:: Entries provided

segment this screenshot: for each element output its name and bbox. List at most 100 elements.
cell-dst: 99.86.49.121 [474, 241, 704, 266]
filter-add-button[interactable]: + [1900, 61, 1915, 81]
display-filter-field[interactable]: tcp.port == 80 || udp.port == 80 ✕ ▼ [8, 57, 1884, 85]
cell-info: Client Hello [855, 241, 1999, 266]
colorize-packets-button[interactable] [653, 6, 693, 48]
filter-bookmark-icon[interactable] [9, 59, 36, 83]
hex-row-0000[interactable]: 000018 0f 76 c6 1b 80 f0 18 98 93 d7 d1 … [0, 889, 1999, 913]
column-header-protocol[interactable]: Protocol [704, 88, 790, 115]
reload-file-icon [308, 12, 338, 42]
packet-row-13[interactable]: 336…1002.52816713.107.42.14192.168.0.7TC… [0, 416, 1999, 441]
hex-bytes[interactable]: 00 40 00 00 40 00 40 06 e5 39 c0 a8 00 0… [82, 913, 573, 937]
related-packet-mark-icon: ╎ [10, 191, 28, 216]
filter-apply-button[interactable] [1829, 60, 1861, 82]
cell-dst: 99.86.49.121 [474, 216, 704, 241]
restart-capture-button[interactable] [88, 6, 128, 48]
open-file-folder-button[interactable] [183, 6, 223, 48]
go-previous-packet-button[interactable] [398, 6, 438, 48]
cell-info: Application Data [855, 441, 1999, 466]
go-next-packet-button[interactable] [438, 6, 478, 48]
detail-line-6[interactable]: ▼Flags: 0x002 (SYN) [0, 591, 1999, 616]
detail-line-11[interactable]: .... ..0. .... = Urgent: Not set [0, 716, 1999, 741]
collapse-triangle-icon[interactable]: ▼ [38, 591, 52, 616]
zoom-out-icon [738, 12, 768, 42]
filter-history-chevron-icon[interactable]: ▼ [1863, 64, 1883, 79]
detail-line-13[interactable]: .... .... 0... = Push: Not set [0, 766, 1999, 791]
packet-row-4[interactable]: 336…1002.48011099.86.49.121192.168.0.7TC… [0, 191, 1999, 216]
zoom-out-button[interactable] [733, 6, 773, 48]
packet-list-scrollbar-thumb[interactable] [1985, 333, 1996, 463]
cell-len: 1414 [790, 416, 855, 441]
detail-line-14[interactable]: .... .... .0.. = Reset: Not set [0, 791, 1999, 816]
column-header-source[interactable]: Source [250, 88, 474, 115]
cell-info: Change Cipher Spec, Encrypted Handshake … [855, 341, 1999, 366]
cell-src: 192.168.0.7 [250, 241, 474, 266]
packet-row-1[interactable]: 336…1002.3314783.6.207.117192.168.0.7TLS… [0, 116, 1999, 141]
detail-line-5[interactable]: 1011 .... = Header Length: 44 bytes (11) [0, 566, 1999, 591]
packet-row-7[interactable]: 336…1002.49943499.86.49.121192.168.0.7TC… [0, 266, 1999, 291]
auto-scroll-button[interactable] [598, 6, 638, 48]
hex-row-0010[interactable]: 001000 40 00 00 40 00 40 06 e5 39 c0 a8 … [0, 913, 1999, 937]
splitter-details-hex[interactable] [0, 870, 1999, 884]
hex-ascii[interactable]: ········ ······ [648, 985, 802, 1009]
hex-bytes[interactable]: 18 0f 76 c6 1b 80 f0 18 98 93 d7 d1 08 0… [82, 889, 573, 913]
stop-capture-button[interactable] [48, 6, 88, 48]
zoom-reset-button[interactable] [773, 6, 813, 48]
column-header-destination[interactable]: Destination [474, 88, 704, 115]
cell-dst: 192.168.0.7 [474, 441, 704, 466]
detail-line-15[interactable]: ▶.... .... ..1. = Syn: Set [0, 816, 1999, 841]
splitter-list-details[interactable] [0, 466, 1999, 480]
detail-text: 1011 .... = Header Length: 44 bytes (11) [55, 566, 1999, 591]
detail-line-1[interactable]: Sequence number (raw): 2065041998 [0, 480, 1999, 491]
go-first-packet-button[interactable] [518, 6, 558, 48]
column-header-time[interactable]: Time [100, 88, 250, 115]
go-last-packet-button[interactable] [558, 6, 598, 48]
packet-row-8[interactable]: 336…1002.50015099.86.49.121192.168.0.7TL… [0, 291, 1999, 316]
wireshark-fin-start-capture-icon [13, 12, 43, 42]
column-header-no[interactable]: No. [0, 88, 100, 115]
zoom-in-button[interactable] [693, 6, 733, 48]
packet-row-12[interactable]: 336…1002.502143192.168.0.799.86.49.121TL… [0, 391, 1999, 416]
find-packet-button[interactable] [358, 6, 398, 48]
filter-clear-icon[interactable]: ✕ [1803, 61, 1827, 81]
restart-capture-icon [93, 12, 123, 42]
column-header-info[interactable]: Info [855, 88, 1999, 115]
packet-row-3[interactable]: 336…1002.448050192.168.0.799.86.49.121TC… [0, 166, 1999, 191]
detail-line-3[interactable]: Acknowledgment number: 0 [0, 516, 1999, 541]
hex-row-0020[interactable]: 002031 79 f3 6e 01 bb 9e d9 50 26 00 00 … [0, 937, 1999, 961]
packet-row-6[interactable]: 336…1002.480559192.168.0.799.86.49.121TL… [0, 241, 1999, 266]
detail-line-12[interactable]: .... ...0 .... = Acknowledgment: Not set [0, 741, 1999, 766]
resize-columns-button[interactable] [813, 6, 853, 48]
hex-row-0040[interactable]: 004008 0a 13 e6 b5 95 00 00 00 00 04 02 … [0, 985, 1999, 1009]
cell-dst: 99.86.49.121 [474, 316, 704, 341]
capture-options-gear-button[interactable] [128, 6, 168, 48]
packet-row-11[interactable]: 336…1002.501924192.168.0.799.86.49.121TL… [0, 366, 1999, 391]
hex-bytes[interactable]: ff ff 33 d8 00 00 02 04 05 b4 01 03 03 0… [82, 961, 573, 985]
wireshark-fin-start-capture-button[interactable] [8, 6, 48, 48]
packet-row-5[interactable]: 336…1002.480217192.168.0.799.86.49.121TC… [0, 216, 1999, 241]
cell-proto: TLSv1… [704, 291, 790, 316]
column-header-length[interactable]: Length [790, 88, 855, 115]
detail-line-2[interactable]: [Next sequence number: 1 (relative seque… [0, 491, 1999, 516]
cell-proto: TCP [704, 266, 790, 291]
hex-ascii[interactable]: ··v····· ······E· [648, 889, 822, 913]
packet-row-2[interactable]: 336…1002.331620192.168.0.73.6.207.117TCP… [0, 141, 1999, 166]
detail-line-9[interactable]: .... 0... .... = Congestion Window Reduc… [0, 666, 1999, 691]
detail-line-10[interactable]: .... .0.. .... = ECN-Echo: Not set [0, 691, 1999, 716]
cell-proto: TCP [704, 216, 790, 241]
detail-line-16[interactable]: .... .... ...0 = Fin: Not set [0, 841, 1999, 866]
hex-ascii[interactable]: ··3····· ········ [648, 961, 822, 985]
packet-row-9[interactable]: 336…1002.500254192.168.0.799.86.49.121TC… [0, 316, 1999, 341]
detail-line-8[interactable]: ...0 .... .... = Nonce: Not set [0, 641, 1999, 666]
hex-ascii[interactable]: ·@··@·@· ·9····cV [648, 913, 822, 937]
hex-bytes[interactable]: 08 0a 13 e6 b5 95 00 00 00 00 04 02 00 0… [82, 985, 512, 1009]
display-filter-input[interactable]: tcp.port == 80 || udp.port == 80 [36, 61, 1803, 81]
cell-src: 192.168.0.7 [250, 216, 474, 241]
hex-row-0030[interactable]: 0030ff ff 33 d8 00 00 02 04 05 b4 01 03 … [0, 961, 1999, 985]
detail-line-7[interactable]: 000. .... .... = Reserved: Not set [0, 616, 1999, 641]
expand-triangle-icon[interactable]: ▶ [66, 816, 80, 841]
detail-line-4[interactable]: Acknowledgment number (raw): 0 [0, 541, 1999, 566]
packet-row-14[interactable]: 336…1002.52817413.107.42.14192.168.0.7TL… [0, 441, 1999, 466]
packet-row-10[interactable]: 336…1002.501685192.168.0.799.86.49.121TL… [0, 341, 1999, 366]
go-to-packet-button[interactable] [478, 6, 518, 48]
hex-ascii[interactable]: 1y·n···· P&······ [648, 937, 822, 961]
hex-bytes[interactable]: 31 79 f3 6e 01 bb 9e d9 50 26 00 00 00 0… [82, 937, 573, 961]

::::

◆ Direction ◆
Copy out every line of the records that contains the string "display".

◆ Finished task ◆
display-filter-field[interactable]: tcp.port == 80 || udp.port == 80 ✕ ▼ [8, 57, 1884, 85]
display-filter-input[interactable]: tcp.port == 80 || udp.port == 80 [36, 61, 1803, 81]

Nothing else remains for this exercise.